What to work on: Find all lines in the listing that include the word "start", then copy them.

Listing:
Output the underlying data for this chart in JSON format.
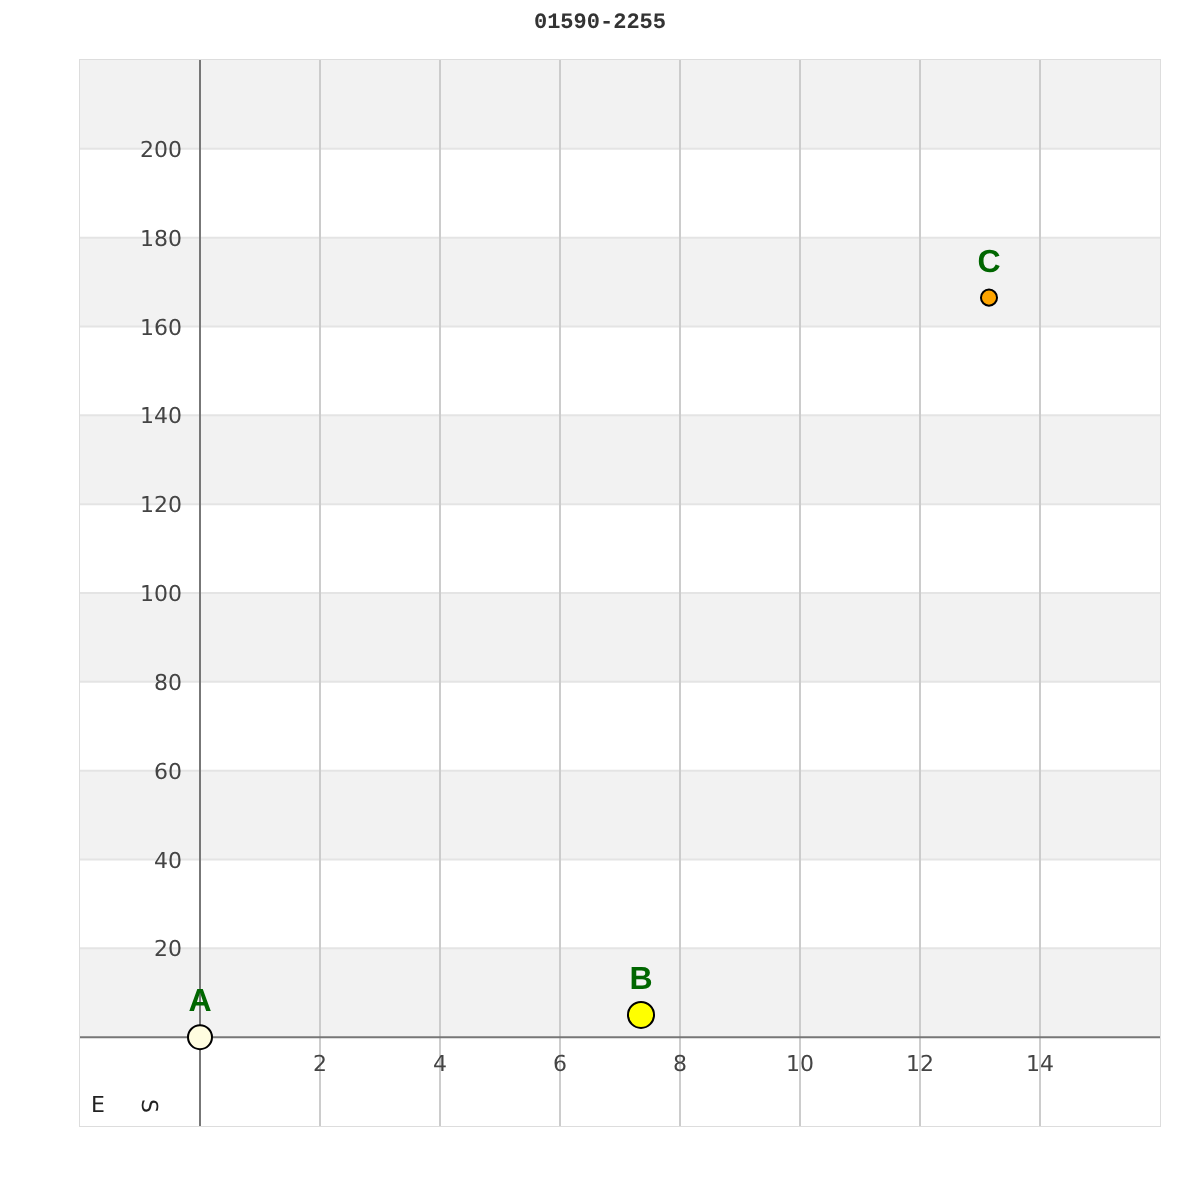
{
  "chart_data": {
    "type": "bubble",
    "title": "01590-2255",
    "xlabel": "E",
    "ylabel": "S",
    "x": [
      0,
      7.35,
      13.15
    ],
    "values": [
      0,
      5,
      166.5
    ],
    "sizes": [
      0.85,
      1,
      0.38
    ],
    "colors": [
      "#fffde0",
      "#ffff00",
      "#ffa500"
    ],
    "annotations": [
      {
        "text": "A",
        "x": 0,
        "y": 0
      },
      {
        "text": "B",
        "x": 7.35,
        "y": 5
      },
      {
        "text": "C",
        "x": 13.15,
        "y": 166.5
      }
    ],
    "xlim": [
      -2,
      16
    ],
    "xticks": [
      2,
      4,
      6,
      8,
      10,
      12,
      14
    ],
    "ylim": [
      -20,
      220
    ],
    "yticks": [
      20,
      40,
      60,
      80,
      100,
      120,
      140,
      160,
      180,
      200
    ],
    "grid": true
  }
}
...
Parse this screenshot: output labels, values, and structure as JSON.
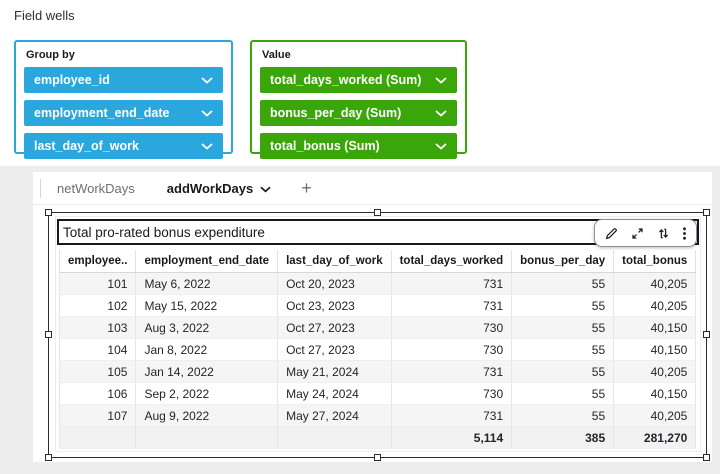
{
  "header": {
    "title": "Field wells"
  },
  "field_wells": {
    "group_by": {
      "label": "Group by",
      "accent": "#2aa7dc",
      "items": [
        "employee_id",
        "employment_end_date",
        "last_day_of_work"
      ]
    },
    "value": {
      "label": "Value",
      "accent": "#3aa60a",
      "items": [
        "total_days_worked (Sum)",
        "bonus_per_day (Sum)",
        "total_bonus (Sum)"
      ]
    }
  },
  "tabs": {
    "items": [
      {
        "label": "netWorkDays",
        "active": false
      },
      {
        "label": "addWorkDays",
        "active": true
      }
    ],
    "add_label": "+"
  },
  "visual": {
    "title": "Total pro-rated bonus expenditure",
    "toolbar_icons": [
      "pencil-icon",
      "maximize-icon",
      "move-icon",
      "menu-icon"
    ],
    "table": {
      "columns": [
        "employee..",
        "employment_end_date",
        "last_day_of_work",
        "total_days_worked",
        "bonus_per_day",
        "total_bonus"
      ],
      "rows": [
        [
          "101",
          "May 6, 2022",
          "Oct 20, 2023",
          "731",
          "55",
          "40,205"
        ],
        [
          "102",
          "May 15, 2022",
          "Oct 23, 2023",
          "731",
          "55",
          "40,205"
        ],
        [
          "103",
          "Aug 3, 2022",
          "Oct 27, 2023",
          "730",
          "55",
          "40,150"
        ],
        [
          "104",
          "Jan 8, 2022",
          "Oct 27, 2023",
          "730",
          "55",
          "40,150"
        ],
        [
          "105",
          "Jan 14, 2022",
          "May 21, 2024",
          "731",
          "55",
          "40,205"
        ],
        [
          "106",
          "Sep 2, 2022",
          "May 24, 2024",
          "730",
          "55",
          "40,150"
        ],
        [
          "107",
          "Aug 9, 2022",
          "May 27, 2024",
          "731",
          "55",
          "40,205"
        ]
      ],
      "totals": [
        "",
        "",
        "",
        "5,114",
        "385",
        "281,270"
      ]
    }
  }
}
==
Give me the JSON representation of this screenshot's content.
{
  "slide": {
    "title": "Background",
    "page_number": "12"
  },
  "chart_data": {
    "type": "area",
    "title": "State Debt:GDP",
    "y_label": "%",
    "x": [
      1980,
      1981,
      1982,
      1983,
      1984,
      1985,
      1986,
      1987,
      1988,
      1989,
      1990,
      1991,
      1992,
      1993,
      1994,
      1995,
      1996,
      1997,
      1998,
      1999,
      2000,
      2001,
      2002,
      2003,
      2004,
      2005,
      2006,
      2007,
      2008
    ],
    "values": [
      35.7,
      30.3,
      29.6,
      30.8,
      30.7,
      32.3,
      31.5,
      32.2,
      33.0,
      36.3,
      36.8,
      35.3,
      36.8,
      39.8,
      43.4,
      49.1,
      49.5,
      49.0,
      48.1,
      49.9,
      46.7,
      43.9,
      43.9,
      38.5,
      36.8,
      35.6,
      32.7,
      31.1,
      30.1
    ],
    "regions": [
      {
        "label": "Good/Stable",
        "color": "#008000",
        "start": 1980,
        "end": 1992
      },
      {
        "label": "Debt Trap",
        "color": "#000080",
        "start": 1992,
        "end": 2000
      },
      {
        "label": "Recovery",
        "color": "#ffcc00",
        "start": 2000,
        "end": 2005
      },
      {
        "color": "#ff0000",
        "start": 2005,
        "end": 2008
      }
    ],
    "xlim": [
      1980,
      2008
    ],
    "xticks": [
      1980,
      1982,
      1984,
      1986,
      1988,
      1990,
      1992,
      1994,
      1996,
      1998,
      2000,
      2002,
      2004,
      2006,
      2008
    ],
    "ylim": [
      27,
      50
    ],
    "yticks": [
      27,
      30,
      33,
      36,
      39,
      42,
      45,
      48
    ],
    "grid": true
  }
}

Correct result:
        "start": 1980,
        "start": 1992,
        "start": 2000,
        "start": 2005,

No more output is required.